◆ **GOAL**
Restate every entry word for word.

◆ **EXTRACTED RECORDS**
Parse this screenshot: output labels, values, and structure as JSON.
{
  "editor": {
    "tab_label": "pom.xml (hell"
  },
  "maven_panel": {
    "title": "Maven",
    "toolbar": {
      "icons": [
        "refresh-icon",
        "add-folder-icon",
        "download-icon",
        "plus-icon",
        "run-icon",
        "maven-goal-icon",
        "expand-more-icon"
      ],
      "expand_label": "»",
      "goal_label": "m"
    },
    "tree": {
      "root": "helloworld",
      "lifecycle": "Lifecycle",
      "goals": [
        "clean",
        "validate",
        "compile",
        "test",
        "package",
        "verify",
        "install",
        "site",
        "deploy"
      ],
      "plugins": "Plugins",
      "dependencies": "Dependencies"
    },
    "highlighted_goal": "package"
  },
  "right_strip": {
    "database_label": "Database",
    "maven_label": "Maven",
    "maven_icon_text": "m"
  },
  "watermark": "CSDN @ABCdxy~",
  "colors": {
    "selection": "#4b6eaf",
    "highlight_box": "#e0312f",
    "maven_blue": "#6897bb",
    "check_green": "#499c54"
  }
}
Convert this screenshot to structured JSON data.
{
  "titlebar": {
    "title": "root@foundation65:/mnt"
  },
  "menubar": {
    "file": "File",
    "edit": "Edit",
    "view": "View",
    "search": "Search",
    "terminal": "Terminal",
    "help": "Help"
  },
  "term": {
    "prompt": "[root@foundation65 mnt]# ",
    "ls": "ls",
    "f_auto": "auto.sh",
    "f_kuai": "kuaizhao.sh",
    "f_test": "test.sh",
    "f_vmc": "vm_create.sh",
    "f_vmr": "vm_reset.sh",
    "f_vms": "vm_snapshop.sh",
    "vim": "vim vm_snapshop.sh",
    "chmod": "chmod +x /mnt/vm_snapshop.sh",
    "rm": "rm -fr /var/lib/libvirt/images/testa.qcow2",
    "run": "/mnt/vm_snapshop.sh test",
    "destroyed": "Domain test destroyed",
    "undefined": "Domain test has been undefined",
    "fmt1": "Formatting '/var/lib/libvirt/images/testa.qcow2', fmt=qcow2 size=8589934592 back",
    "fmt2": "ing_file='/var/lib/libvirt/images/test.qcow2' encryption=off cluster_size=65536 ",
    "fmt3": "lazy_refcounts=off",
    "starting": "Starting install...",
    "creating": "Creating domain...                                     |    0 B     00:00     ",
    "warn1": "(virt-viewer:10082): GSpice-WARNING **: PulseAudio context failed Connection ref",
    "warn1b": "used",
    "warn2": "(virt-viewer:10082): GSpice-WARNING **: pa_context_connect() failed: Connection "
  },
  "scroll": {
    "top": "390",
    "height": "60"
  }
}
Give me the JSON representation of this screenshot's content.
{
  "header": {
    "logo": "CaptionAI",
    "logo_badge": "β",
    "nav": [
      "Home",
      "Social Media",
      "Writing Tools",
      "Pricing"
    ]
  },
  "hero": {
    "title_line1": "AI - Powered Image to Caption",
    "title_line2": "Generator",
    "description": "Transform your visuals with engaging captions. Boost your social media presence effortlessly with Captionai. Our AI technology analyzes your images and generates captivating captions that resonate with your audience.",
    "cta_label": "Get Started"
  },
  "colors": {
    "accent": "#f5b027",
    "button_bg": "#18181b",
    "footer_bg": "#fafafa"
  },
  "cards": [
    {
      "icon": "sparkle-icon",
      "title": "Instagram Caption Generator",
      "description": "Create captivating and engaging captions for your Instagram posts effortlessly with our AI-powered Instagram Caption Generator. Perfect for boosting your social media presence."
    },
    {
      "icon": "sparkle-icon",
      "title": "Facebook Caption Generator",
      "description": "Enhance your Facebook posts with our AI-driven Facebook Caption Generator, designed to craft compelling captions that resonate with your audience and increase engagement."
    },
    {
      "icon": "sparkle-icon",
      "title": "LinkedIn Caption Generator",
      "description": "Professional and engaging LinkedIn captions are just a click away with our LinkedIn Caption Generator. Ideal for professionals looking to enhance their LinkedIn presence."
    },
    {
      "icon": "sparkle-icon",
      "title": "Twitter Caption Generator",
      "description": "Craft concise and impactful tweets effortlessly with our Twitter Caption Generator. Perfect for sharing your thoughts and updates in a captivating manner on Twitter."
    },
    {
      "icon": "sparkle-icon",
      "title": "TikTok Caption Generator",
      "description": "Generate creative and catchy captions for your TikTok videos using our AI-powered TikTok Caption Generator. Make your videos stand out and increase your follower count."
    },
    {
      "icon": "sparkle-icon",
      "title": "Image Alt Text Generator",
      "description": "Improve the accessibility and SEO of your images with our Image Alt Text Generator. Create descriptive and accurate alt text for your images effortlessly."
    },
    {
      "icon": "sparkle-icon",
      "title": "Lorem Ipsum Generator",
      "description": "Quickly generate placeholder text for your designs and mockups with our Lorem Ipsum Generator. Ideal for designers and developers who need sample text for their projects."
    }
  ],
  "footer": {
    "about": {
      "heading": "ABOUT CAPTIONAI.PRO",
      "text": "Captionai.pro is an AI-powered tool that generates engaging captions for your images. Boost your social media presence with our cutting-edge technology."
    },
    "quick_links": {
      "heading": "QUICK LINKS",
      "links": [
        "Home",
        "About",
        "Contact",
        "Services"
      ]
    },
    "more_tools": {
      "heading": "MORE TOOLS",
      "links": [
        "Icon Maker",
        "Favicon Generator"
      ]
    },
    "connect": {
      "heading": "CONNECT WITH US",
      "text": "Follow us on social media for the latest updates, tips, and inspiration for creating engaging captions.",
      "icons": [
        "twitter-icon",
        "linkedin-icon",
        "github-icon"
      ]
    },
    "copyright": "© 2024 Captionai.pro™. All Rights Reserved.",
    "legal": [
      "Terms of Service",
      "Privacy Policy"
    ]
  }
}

◆ **EXERCISE RESULT**
Parse this screenshot: output labels, values, and structure as JSON.
{
  "editor": {
    "tab_label": "pom.xml (hell"
  },
  "maven_panel": {
    "title": "Maven",
    "toolbar": {
      "icons": [
        "refresh-icon",
        "add-folder-icon",
        "download-icon",
        "plus-icon",
        "run-icon",
        "maven-goal-icon",
        "expand-more-icon"
      ],
      "expand_label": "»",
      "goal_label": "m"
    },
    "tree": {
      "root": "helloworld",
      "lifecycle": "Lifecycle",
      "goals": [
        "clean",
        "validate",
        "compile",
        "test",
        "package",
        "verify",
        "install",
        "site",
        "deploy"
      ],
      "plugins": "Plugins",
      "dependencies": "Dependencies"
    },
    "highlighted_goal": "package"
  },
  "right_strip": {
    "database_label": "Database",
    "maven_label": "Maven",
    "maven_icon_text": "m"
  },
  "watermark": "CSDN @ABCdxy~",
  "colors": {
    "selection": "#4b6eaf",
    "highlight_box": "#e0312f",
    "maven_blue": "#6897bb",
    "check_green": "#499c54"
  }
}
Convert this screenshot to structured JSON data.
{
  "titlebar": {
    "title": "root@foundation65:/mnt"
  },
  "menubar": {
    "file": "File",
    "edit": "Edit",
    "view": "View",
    "search": "Search",
    "terminal": "Terminal",
    "help": "Help"
  },
  "term": {
    "prompt": "[root@foundation65 mnt]# ",
    "ls": "ls",
    "f_auto": "auto.sh",
    "f_kuai": "kuaizhao.sh",
    "f_test": "test.sh",
    "f_vmc": "vm_create.sh",
    "f_vmr": "vm_reset.sh",
    "f_vms": "vm_snapshop.sh",
    "vim": "vim vm_snapshop.sh",
    "chmod": "chmod +x /mnt/vm_snapshop.sh",
    "rm": "rm -fr /var/lib/libvirt/images/testa.qcow2",
    "run": "/mnt/vm_snapshop.sh test",
    "destroyed": "Domain test destroyed",
    "undefined": "Domain test has been undefined",
    "fmt1": "Formatting '/var/lib/libvirt/images/testa.qcow2', fmt=qcow2 size=8589934592 back",
    "fmt2": "ing_file='/var/lib/libvirt/images/test.qcow2' encryption=off cluster_size=65536 ",
    "fmt3": "lazy_refcounts=off",
    "starting": "Starting install...",
    "creating": "Creating domain...                                     |    0 B     00:00     ",
    "warn1": "(virt-viewer:10082): GSpice-WARNING **: PulseAudio context failed Connection ref",
    "warn1b": "used",
    "warn2": "(virt-viewer:10082): GSpice-WARNING **: pa_context_connect() failed: Connection "
  },
  "scroll": {
    "top": "390",
    "height": "60"
  }
}
Give me the JSON representation of this screenshot's content.
{
  "header": {
    "logo": "CaptionAI",
    "logo_badge": "β",
    "nav": [
      "Home",
      "Social Media",
      "Writing Tools",
      "Pricing"
    ]
  },
  "hero": {
    "title_line1": "AI - Powered Image to Caption",
    "title_line2": "Generator",
    "description": "Transform your visuals with engaging captions. Boost your social media presence effortlessly with Captionai. Our AI technology analyzes your images and generates captivating captions that resonate with your audience.",
    "cta_label": "Get Started"
  },
  "colors": {
    "accent": "#f5b027",
    "button_bg": "#18181b",
    "footer_bg": "#fafafa"
  },
  "cards": [
    {
      "icon": "sparkle-icon",
      "title": "Instagram Caption Generator",
      "description": "Create captivating and engaging captions for your Instagram posts effortlessly with our AI-powered Instagram Caption Generator. Perfect for boosting your social media presence."
    },
    {
      "icon": "sparkle-icon",
      "title": "Facebook Caption Generator",
      "description": "Enhance your Facebook posts with our AI-driven Facebook Caption Generator, designed to craft compelling captions that resonate with your audience and increase engagement."
    },
    {
      "icon": "sparkle-icon",
      "title": "LinkedIn Caption Generator",
      "description": "Professional and engaging LinkedIn captions are just a click away with our LinkedIn Caption Generator. Ideal for professionals looking to enhance their LinkedIn presence."
    },
    {
      "icon": "sparkle-icon",
      "title": "Twitter Caption Generator",
      "description": "Craft concise and impactful tweets effortlessly with our Twitter Caption Generator. Perfect for sharing your thoughts and updates in a captivating manner on Twitter."
    },
    {
      "icon": "sparkle-icon",
      "title": "TikTok Caption Generator",
      "description": "Generate creative and catchy captions for your TikTok videos using our AI-powered TikTok Caption Generator. Make your videos stand out and increase your follower count."
    },
    {
      "icon": "sparkle-icon",
      "title": "Image Alt Text Generator",
      "description": "Improve the accessibility and SEO of your images with our Image Alt Text Generator. Create descriptive and accurate alt text for your images effortlessly."
    },
    {
      "icon": "sparkle-icon",
      "title": "Lorem Ipsum Generator",
      "description": "Quickly generate placeholder text for your designs and mockups with our Lorem Ipsum Generator. Ideal for designers and developers who need sample text for their projects."
    }
  ],
  "footer": {
    "about": {
      "heading": "ABOUT CAPTIONAI.PRO",
      "text": "Captionai.pro is an AI-powered tool that generates engaging captions for your images. Boost your social media presence with our cutting-edge technology."
    },
    "quick_links": {
      "heading": "QUICK LINKS",
      "links": [
        "Home",
        "About",
        "Contact",
        "Services"
      ]
    },
    "more_tools": {
      "heading": "MORE TOOLS",
      "links": [
        "Icon Maker",
        "Favicon Generator"
      ]
    },
    "connect": {
      "heading": "CONNECT WITH US",
      "text": "Follow us on social media for the latest updates, tips, and inspiration for creating engaging captions.",
      "icons": [
        "twitter-icon",
        "linkedin-icon",
        "github-icon"
      ]
    },
    "copyright": "© 2024 Captionai.pro™. All Rights Reserved.",
    "legal": [
      "Terms of Service",
      "Privacy Policy"
    ]
  }
}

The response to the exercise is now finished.